— begin Provided data —

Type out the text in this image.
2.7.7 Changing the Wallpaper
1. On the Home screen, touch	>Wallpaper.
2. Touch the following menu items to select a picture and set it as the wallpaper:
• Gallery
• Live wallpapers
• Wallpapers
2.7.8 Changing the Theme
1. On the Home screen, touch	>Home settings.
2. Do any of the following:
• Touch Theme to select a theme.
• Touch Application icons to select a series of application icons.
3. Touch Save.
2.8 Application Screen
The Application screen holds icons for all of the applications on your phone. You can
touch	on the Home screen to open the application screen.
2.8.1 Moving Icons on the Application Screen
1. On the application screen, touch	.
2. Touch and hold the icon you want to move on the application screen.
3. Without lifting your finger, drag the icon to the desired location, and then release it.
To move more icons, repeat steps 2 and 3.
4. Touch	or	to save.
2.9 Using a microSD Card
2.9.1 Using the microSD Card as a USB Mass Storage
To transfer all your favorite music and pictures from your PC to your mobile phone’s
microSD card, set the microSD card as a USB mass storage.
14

— end Provided data —

Problem to work on
All records above must be set down exactly, please.

Complete output
Type out the text in this image.
2.7.7 Changing the Wallpaper
1. On the Home screen, touch	>Wallpaper.
2. Touch the following menu items to select a picture and set it as the wallpaper:
• Gallery
• Live wallpapers
• Wallpapers
2.7.8 Changing the Theme
1. On the Home screen, touch	>Home settings.
2. Do any of the following:
• Touch Theme to select a theme.
• Touch Application icons to select a series of application icons.
3. Touch Save.
2.8 Application Screen
The Application screen holds icons for all of the applications on your phone. You can
touch	on the Home screen to open the application screen.
2.8.1 Moving Icons on the Application Screen
1. On the application screen, touch	.
2. Touch and hold the icon you want to move on the application screen.
3. Without lifting your finger, drag the icon to the desired location, and then release it.
To move more icons, repeat steps 2 and 3.
4. Touch	or	to save.
2.9 Using a microSD Card
2.9.1 Using the microSD Card as a USB Mass Storage
To transfer all your favorite music and pictures from your PC to your mobile phone’s
microSD card, set the microSD card as a USB mass storage.
14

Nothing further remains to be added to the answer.